----- Material provided

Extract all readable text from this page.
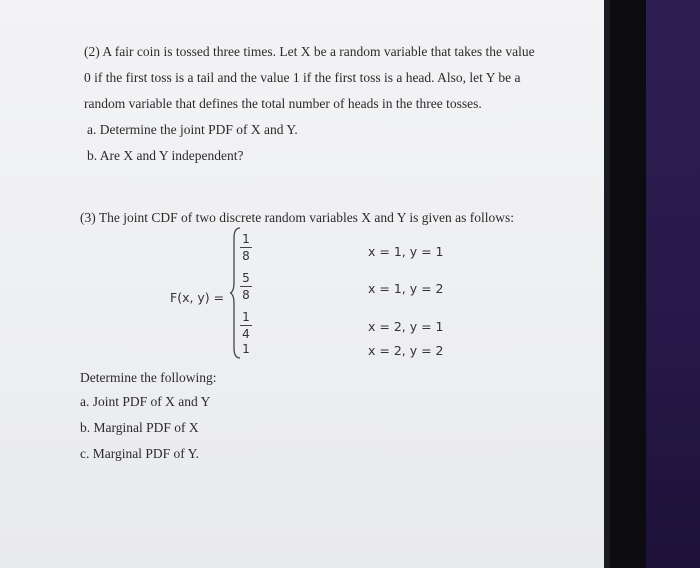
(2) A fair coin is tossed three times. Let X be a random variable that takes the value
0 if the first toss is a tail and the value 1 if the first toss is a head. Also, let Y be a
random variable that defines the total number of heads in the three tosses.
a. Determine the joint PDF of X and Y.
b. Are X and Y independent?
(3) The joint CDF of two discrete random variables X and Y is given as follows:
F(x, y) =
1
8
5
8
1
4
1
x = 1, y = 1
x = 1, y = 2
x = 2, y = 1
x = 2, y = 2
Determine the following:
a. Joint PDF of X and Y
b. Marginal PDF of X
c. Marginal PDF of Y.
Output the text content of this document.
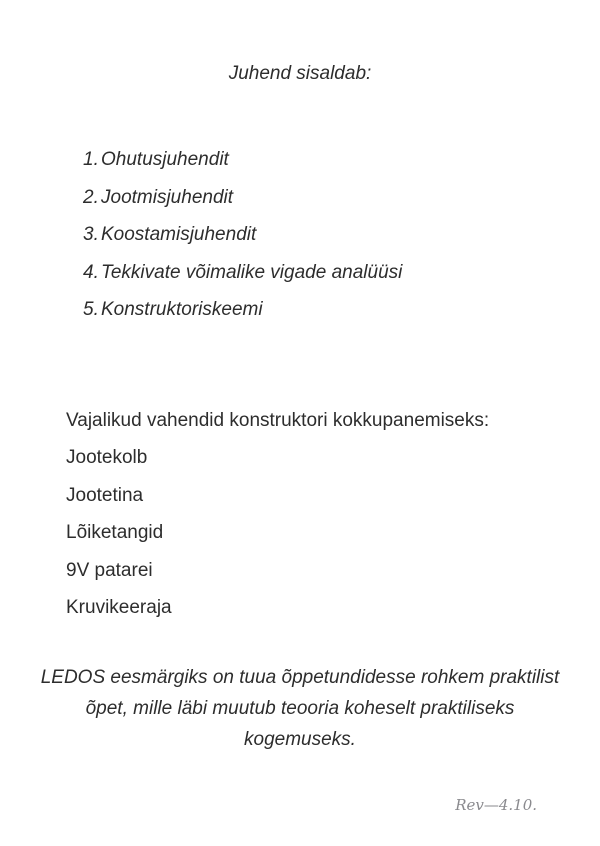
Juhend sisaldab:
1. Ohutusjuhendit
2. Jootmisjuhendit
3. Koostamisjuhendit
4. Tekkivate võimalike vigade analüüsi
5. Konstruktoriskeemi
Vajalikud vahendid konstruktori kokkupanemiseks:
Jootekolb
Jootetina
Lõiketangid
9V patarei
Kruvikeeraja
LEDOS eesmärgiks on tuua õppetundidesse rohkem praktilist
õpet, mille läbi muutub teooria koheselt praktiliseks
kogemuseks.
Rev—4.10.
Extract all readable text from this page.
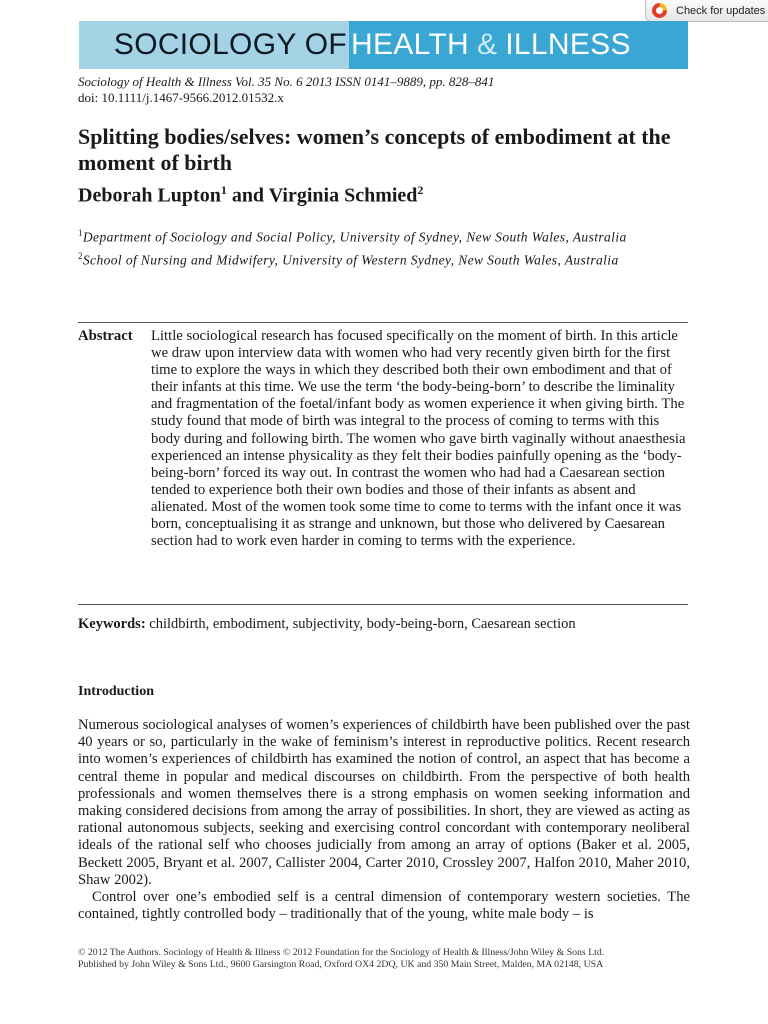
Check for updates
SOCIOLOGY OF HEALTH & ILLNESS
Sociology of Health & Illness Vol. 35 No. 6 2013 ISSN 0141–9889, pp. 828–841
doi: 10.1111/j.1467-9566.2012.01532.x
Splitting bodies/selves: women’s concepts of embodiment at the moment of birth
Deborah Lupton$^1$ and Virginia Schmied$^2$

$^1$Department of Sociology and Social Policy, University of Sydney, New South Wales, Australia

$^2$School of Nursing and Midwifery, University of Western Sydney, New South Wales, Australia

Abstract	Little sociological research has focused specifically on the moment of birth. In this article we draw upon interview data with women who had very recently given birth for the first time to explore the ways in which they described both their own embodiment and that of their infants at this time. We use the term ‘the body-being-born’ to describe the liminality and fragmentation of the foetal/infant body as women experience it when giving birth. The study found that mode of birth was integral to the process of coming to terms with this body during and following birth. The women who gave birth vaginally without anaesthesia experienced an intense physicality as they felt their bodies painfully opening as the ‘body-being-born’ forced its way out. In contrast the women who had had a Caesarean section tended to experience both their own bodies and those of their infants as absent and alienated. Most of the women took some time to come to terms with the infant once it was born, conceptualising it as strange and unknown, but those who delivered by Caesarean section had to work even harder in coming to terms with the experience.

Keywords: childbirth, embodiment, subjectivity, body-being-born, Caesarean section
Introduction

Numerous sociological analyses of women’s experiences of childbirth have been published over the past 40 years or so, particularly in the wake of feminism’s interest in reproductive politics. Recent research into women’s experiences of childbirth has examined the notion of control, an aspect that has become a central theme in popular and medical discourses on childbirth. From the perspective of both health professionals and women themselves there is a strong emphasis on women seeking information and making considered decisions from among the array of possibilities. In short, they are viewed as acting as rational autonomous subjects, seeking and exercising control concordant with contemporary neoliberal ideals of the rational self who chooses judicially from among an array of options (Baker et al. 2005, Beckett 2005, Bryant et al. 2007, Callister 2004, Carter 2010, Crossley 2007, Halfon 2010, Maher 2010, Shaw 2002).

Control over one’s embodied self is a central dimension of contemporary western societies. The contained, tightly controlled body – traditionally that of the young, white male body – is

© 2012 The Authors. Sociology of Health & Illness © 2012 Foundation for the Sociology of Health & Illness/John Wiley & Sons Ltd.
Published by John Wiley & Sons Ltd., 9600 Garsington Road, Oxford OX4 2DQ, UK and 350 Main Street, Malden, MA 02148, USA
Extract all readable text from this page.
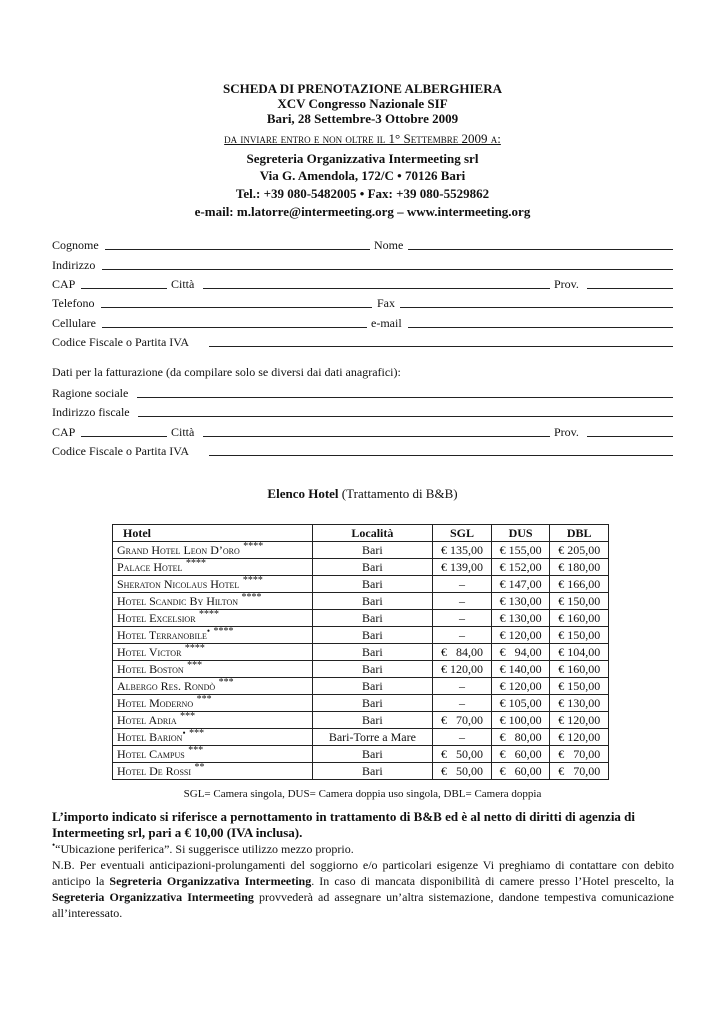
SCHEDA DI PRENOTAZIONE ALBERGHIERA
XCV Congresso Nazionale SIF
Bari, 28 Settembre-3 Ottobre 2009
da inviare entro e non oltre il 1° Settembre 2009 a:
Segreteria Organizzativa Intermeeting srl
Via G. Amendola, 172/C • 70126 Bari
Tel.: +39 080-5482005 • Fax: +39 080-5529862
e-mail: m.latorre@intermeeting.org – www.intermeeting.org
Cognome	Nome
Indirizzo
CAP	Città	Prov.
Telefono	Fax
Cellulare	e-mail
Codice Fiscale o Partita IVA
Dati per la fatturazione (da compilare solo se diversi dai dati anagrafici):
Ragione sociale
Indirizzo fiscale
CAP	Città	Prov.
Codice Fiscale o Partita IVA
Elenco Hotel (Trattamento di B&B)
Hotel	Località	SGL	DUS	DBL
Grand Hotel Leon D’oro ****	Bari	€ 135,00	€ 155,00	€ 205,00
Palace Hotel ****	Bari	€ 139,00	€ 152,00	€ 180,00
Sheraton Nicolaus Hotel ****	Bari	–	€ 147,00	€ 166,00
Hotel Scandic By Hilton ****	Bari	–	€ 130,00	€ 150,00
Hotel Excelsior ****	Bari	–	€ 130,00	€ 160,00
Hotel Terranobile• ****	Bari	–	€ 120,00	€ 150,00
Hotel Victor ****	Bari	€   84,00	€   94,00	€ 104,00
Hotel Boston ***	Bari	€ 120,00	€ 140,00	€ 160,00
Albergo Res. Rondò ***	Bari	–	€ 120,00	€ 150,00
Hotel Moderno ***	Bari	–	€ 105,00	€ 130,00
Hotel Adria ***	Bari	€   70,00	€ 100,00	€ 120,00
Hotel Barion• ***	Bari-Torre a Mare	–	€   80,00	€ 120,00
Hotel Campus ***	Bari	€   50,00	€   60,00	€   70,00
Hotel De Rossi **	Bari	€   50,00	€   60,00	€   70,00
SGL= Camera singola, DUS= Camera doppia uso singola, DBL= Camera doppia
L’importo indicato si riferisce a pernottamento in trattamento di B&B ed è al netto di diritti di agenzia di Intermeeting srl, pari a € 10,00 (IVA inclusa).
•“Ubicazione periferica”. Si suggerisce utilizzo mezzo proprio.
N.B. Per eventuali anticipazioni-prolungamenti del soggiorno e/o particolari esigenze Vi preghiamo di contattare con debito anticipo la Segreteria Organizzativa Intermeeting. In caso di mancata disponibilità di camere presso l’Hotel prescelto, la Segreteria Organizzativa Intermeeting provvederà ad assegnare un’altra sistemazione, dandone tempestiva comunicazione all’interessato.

----------

[Brief] Leaving aside the images, write out the entries above word for word.

[Answer for this exercise]
Extract all readable text from this page.
(2) A fair coin is tossed three times. Let X be a random variable that takes the value
0 if the first toss is a tail and the value 1 if the first toss is a head. Also, let Y be a
random variable that defines the total number of heads in the three tosses.
a. Determine the joint PDF of X and Y.
b. Are X and Y independent?
(3) The joint CDF of two discrete random variables X and Y is given as follows:
F(x, y) =
1
8
5
8
1
4
1
x = 1, y = 1
x = 1, y = 2
x = 2, y = 1
x = 2, y = 2
Determine the following:
a. Joint PDF of X and Y
b. Marginal PDF of X
c. Marginal PDF of Y.
Output the text content of this document.
Juhend sisaldab:
1. Ohutusjuhendit
2. Jootmisjuhendit
3. Koostamisjuhendit
4. Tekkivate võimalike vigade analüüsi
5. Konstruktoriskeemi
Vajalikud vahendid konstruktori kokkupanemiseks:
Jootekolb
Jootetina
Lõiketangid
9V patarei
Kruvikeeraja
LEDOS eesmärgiks on tuua õppetundidesse rohkem praktilist
õpet, mille läbi muutub teooria koheselt praktiliseks
kogemuseks.
Rev—4.10.
Extract all readable text from this page.
Check for updates
SOCIOLOGY OF HEALTH & ILLNESS
Sociology of Health & Illness Vol. 35 No. 6 2013 ISSN 0141–9889, pp. 828–841
doi: 10.1111/j.1467-9566.2012.01532.x
Splitting bodies/selves: women’s concepts of embodiment at the moment of birth
Deborah Lupton$^1$ and Virginia Schmied$^2$

$^1$Department of Sociology and Social Policy, University of Sydney, New South Wales, Australia

$^2$School of Nursing and Midwifery, University of Western Sydney, New South Wales, Australia

Abstract	Little sociological research has focused specifically on the moment of birth. In this article we draw upon interview data with women who had very recently given birth for the first time to explore the ways in which they described both their own embodiment and that of their infants at this time. We use the term ‘the body-being-born’ to describe the liminality and fragmentation of the foetal/infant body as women experience it when giving birth. The study found that mode of birth was integral to the process of coming to terms with this body during and following birth. The women who gave birth vaginally without anaesthesia experienced an intense physicality as they felt their bodies painfully opening as the ‘body-being-born’ forced its way out. In contrast the women who had had a Caesarean section tended to experience both their own bodies and those of their infants as absent and alienated. Most of the women took some time to come to terms with the infant once it was born, conceptualising it as strange and unknown, but those who delivered by Caesarean section had to work even harder in coming to terms with the experience.

Keywords: childbirth, embodiment, subjectivity, body-being-born, Caesarean section
Introduction

Numerous sociological analyses of women’s experiences of childbirth have been published over the past 40 years or so, particularly in the wake of feminism’s interest in reproductive politics. Recent research into women’s experiences of childbirth has examined the notion of control, an aspect that has become a central theme in popular and medical discourses on childbirth. From the perspective of both health professionals and women themselves there is a strong emphasis on women seeking information and making considered decisions from among the array of possibilities. In short, they are viewed as acting as rational autonomous subjects, seeking and exercising control concordant with contemporary neoliberal ideals of the rational self who chooses judicially from among an array of options (Baker et al. 2005, Beckett 2005, Bryant et al. 2007, Callister 2004, Carter 2010, Crossley 2007, Halfon 2010, Maher 2010, Shaw 2002).

Control over one’s embodied self is a central dimension of contemporary western societies. The contained, tightly controlled body – traditionally that of the young, white male body – is

© 2012 The Authors. Sociology of Health & Illness © 2012 Foundation for the Sociology of Health & Illness/John Wiley & Sons Ltd.
Published by John Wiley & Sons Ltd., 9600 Garsington Road, Oxford OX4 2DQ, UK and 350 Main Street, Malden, MA 02148, USA
Extract all readable text from this page.
SCHEDA DI PRENOTAZIONE ALBERGHIERA
XCV Congresso Nazionale SIF
Bari, 28 Settembre-3 Ottobre 2009
da inviare entro e non oltre il 1° Settembre 2009 a:
Segreteria Organizzativa Intermeeting srl
Via G. Amendola, 172/C • 70126 Bari
Tel.: +39 080-5482005 • Fax: +39 080-5529862
e-mail: m.latorre@intermeeting.org – www.intermeeting.org
Cognome	Nome
Indirizzo
CAP	Città	Prov.
Telefono	Fax
Cellulare	e-mail
Codice Fiscale o Partita IVA
Dati per la fatturazione (da compilare solo se diversi dai dati anagrafici):
Ragione sociale
Indirizzo fiscale
CAP	Città	Prov.
Codice Fiscale o Partita IVA
Elenco Hotel (Trattamento di B&B)
Hotel	Località	SGL	DUS	DBL
Grand Hotel Leon D’oro ****	Bari	€ 135,00	€ 155,00	€ 205,00
Palace Hotel ****	Bari	€ 139,00	€ 152,00	€ 180,00
Sheraton Nicolaus Hotel ****	Bari	–	€ 147,00	€ 166,00
Hotel Scandic By Hilton ****	Bari	–	€ 130,00	€ 150,00
Hotel Excelsior ****	Bari	–	€ 130,00	€ 160,00
Hotel Terranobile• ****	Bari	–	€ 120,00	€ 150,00
Hotel Victor ****	Bari	€   84,00	€   94,00	€ 104,00
Hotel Boston ***	Bari	€ 120,00	€ 140,00	€ 160,00
Albergo Res. Rondò ***	Bari	–	€ 120,00	€ 150,00
Hotel Moderno ***	Bari	–	€ 105,00	€ 130,00
Hotel Adria ***	Bari	€   70,00	€ 100,00	€ 120,00
Hotel Barion• ***	Bari-Torre a Mare	–	€   80,00	€ 120,00
Hotel Campus ***	Bari	€   50,00	€   60,00	€   70,00
Hotel De Rossi **	Bari	€   50,00	€   60,00	€   70,00
SGL= Camera singola, DUS= Camera doppia uso singola, DBL= Camera doppia
L’importo indicato si riferisce a pernottamento in trattamento di B&B ed è al netto di diritti di agenzia di Intermeeting srl, pari a € 10,00 (IVA inclusa).
•“Ubicazione periferica”. Si suggerisce utilizzo mezzo proprio.
N.B. Per eventuali anticipazioni-prolungamenti del soggiorno e/o particolari esigenze Vi preghiamo di contattare con debito anticipo la Segreteria Organizzativa Intermeeting. In caso di mancata disponibilità di camere presso l’Hotel prescelto, la Segreteria Organizzativa Intermeeting provvederà ad assegnare un’altra sistemazione, dandone tempestiva comunicazione all’interessato.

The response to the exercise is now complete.